___ PROVIDED ENTRIES ___
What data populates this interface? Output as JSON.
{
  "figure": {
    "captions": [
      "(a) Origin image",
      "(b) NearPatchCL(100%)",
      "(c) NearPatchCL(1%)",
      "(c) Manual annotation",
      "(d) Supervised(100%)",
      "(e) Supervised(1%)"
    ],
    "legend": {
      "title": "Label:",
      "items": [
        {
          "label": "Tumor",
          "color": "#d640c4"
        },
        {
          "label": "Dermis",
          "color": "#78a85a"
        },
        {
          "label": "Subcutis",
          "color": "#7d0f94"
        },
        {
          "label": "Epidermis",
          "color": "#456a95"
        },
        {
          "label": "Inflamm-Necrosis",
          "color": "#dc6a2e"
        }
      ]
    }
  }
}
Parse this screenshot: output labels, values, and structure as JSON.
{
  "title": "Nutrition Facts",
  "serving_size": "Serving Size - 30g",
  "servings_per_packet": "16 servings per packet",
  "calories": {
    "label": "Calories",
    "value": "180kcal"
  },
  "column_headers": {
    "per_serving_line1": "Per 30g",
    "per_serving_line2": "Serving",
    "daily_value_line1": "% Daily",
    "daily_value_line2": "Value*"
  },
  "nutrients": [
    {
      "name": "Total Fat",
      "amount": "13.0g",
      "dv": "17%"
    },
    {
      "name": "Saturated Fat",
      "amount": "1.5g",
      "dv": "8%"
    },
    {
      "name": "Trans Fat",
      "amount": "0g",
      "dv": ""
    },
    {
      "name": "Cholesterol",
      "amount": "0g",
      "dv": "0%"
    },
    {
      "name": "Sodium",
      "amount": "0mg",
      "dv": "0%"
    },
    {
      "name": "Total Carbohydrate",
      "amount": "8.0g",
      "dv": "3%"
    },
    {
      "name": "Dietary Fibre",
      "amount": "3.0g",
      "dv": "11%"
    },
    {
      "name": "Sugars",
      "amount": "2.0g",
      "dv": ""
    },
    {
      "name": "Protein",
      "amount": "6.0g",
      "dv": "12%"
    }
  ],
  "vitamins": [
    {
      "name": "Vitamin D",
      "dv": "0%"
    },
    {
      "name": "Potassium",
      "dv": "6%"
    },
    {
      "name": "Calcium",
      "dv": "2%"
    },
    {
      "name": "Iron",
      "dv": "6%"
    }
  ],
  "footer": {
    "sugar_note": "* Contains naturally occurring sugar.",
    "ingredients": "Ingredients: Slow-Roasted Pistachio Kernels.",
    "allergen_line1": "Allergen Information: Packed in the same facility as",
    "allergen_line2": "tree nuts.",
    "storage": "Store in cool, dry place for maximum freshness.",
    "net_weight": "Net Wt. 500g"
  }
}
___
● **PROBLEM TO SOLVE**
Scan the data for the string "color" and copy each line in which it occurs.

● **THE COMPLETED TASK**
          "color": "#d640c4"
          "color": "#78a85a"
          "color": "#7d0f94"
          "color": "#456a95"
          "color": "#dc6a2e"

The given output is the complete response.